WHAT THIS TASK INVOLVES:
Retype every entry in its entirety, without alteration.

(Stored data entries)
+ + + + +

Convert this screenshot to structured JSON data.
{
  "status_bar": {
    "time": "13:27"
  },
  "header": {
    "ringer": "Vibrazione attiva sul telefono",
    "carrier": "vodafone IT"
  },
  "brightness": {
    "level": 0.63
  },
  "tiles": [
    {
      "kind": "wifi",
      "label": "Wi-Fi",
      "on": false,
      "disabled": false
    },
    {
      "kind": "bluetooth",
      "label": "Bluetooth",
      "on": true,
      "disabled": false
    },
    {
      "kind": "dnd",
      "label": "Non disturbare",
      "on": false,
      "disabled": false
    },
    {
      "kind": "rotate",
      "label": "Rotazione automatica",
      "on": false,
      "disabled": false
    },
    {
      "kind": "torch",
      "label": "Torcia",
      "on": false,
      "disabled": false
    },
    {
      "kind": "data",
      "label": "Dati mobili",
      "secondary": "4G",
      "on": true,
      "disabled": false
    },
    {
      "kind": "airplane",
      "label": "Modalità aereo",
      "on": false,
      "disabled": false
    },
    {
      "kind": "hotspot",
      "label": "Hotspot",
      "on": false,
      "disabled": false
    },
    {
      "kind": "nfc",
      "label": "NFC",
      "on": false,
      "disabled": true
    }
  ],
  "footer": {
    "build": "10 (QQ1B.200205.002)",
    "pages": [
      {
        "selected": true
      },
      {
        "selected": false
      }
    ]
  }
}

+ + + + +

EXERCISE RESPONSE:
Convert this screenshot to structured JSON data.
{
  "status_bar": {
    "time": "13:27"
  },
  "header": {
    "ringer": "Vibrazione attiva sul telefono",
    "carrier": "vodafone IT"
  },
  "brightness": {
    "level": 0.63
  },
  "tiles": [
    {
      "kind": "wifi",
      "label": "Wi-Fi",
      "on": false,
      "disabled": false
    },
    {
      "kind": "bluetooth",
      "label": "Bluetooth",
      "on": true,
      "disabled": false
    },
    {
      "kind": "dnd",
      "label": "Non disturbare",
      "on": false,
      "disabled": false
    },
    {
      "kind": "rotate",
      "label": "Rotazione automatica",
      "on": false,
      "disabled": false
    },
    {
      "kind": "torch",
      "label": "Torcia",
      "on": false,
      "disabled": false
    },
    {
      "kind": "data",
      "label": "Dati mobili",
      "secondary": "4G",
      "on": true,
      "disabled": false
    },
    {
      "kind": "airplane",
      "label": "Modalità aereo",
      "on": false,
      "disabled": false
    },
    {
      "kind": "hotspot",
      "label": "Hotspot",
      "on": false,
      "disabled": false
    },
    {
      "kind": "nfc",
      "label": "NFC",
      "on": false,
      "disabled": true
    }
  ],
  "footer": {
    "build": "10 (QQ1B.200205.002)",
    "pages": [
      {
        "selected": true
      },
      {
        "selected": false
      }
    ]
  }
}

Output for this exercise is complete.